Set task =
Every line that holds "ВЕЛИКИЙ" should be shown.

(Saved entries)

——————

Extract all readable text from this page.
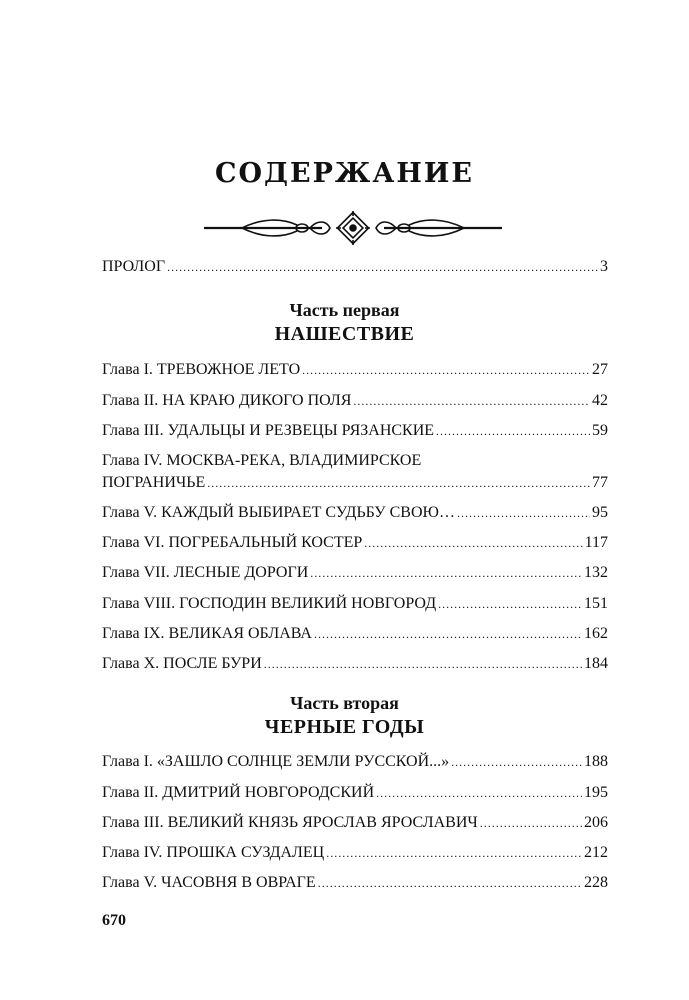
СОДЕРЖАНИЕ
ПРОЛОГ .....	3
Часть первая
НАШЕСТВИЕ
Глава I. ТРЕВОЖНОЕ ЛЕТО .....	27
Глава II. НА КРАЮ ДИКОГО ПОЛЯ .....	42
Глава III. УДАЛЬЦЫ И РЕЗВЕЦЫ РЯЗАНСКИЕ .....	59
Глава IV. МОСКВА-РЕКА, ВЛАДИМИРСКОЕ
ПОГРАНИЧЬЕ .....	77
Глава V. КАЖДЫЙ ВЫБИРАЕТ СУДЬБУ СВОЮ… .....	95
Глава VI. ПОГРЕБАЛЬНЫЙ КОСТЕР .....	117
Глава VII. ЛЕСНЫЕ ДОРОГИ .....	132
Глава VIII. ГОСПОДИН ВЕЛИКИЙ НОВГОРОД .....	151
Глава IX. ВЕЛИКАЯ ОБЛАВА .....	162
Глава X. ПОСЛЕ БУРИ .....	184
Часть вторая
ЧЕРНЫЕ ГОДЫ
Глава I. «ЗАШЛО СОЛНЦЕ ЗЕМЛИ РУССКОЙ...» .....	188
Глава II. ДМИТРИЙ НОВГОРОДСКИЙ .....	195
Глава III. ВЕЛИКИЙ КНЯЗЬ ЯРОСЛАВ ЯРОСЛАВИЧ .....	206
Глава IV. ПРОШКА СУЗДАЛЕЦ .....	212
Глава V. ЧАСОВНЯ В ОВРАГЕ .....	228
670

——————

Final result =
Глава VIII. ГОСПОДИН ВЕЛИКИЙ НОВГОРОД .....	151
Глава III. ВЕЛИКИЙ КНЯЗЬ ЯРОСЛАВ ЯРОСЛАВИЧ .....	206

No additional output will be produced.